Aim -> Output every line of the records below as a JSON list of strings, one string per line, with blank lines skipped and the pictures left out.

• • • • •

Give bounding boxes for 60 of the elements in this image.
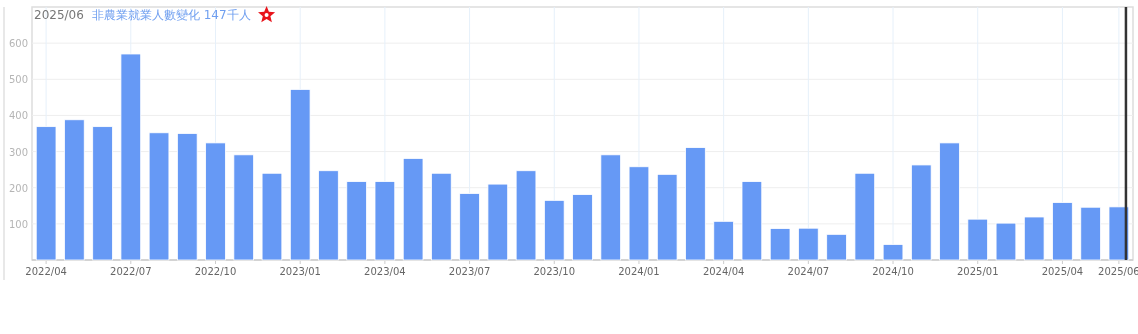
bar: [1108, 206, 1130, 261]
bar: [967, 218, 989, 261]
bar: [656, 173, 678, 261]
bar: [289, 89, 311, 261]
x-tick-label: 2024/04: [702, 266, 745, 277]
bar: [769, 228, 791, 261]
bar: [826, 233, 847, 261]
bar: [402, 158, 424, 261]
bar: [1052, 202, 1073, 261]
bar: [939, 142, 960, 261]
y-tick-label: 300: [8, 146, 28, 158]
x-tick-label: 2023/07: [448, 266, 491, 277]
chart-subtitle: 非農業就業人數變化 147千人: [91, 8, 251, 22]
bar: [685, 147, 706, 261]
bar: [798, 227, 819, 261]
bar: [628, 166, 650, 261]
x-tick-label: 2024/10: [872, 266, 914, 277]
bar: [995, 222, 1017, 261]
bar: [1023, 216, 1045, 261]
y-tick-label: 200: [8, 182, 28, 194]
bar: [431, 172, 452, 261]
bar: [459, 193, 480, 261]
bar: [35, 126, 57, 261]
y-tick-label: 600: [8, 38, 28, 50]
bar: [120, 53, 142, 261]
y-tick-label: 500: [8, 74, 28, 86]
bar: [741, 181, 763, 261]
bar: [515, 170, 537, 261]
bar: [543, 199, 565, 261]
x-tick-label: 2025/01: [956, 266, 999, 277]
x-tick-label: 2023/01: [279, 266, 321, 277]
bar: [64, 119, 85, 261]
bar: [318, 170, 339, 261]
x-tick-label: 2024/07: [787, 266, 830, 277]
bar: [910, 164, 932, 261]
bar: [346, 181, 367, 261]
bar: [374, 181, 396, 261]
chart-title: 2025/06: [34, 8, 84, 22]
bar: [233, 154, 255, 261]
bar: [572, 194, 593, 261]
y-tick-label: 400: [8, 110, 28, 122]
x-tick-label: 2022/10: [194, 266, 237, 277]
bar: [487, 183, 509, 261]
x-tick-label: 2023/04: [364, 266, 406, 277]
bar: [148, 132, 170, 261]
bar: [1080, 206, 1101, 261]
x-tick-label: 2023/10: [533, 266, 576, 277]
bar: [261, 172, 283, 261]
x-tick-label: 2022/07: [110, 266, 152, 277]
bar: [600, 154, 622, 261]
bar: [713, 220, 734, 261]
x-tick-label: 2025/04: [1041, 266, 1084, 277]
bar: [92, 126, 113, 261]
bar: [205, 142, 226, 261]
bar: [882, 244, 904, 261]
x-tick-label: 2022/04: [25, 266, 67, 277]
bar: [854, 172, 876, 261]
bar: [176, 133, 198, 261]
y-tick-label: 100: [8, 218, 28, 230]
x-tick-label: 2024/01: [618, 266, 660, 277]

• • • • •

Output for this exercise ->
[
  "Give bounding boxes for 60 of the elements in this image.",
  "bar: [1108, 206, 1130, 261]",
  "bar: [967, 218, 989, 261]",
  "bar: [656, 173, 678, 261]",
  "bar: [289, 89, 311, 261]",
  "x-tick-label: 2024/04: [702, 266, 745, 277]",
  "bar: [769, 228, 791, 261]",
  "bar: [826, 233, 847, 261]",
  "bar: [402, 158, 424, 261]",
  "bar: [1052, 202, 1073, 261]",
  "bar: [939, 142, 960, 261]",
  "y-tick-label: 300: [8, 146, 28, 158]",
  "x-tick-label: 2023/07: [448, 266, 491, 277]",
  "chart-subtitle: 非農業就業人數變化 147千人: [91, 8, 251, 22]",
  "bar: [685, 147, 706, 261]",
  "bar: [798, 227, 819, 261]",
  "bar: [628, 166, 650, 261]",
  "x-tick-label: 2024/10: [872, 266, 914, 277]",
  "bar: [995, 222, 1017, 261]",
  "bar: [1023, 216, 1045, 261]",
  "y-tick-label: 200: [8, 182, 28, 194]",
  "bar: [431, 172, 452, 261]",
  "bar: [459, 193, 480, 261]",
  "bar: [35, 126, 57, 261]",
  "y-tick-label: 600: [8, 38, 28, 50]",
  "bar: [120, 53, 142, 261]",
  "y-tick-label: 500: [8, 74, 28, 86]",
  "bar: [741, 181, 763, 261]",
  "bar: [515, 170, 537, 261]",
  "bar: [543, 199, 565, 261]",
  "x-tick-label: 2025/01: [956, 266, 999, 277]",
  "x-tick-label: 2023/01: [279, 266, 321, 277]",
  "bar: [64, 119, 85, 261]",
  "bar: [318, 170, 339, 261]",
  "x-tick-label: 2024/07: [787, 266, 830, 277]",
  "bar: [910, 164, 932, 261]",
  "bar: [346, 181, 367, 261]",
  "bar: [374, 181, 396, 261]",
  "chart-title: 2025/06: [34, 8, 84, 22]",
  "bar: [233, 154, 255, 261]",
  "bar: [572, 194, 593, 261]",
  "y-tick-label: 400: [8, 110, 28, 122]",
  "x-tick-label: 2022/10: [194, 266, 237, 277]",
  "bar: [487, 183, 509, 261]",
  "x-tick-label: 2023/04: [364, 266, 406, 277]",
  "bar: [148, 132, 170, 261]",
  "bar: [1080, 206, 1101, 261]",
  "x-tick-label: 2023/10: [533, 266, 576, 277]",
  "bar: [261, 172, 283, 261]",
  "x-tick-label: 2022/07: [110, 266, 152, 277]",
  "bar: [600, 154, 622, 261]",
  "bar: [713, 220, 734, 261]",
  "x-tick-label: 2025/04: [1041, 266, 1084, 277]",
  "bar: [92, 126, 113, 261]",
  "bar: [205, 142, 226, 261]",
  "bar: [882, 244, 904, 261]",
  "x-tick-label: 2022/04: [25, 266, 67, 277]",
  "bar: [854, 172, 876, 261]",
  "bar: [176, 133, 198, 261]",
  "y-tick-label: 100: [8, 218, 28, 230]",
  "x-tick-label: 2024/01: [618, 266, 660, 277]"
]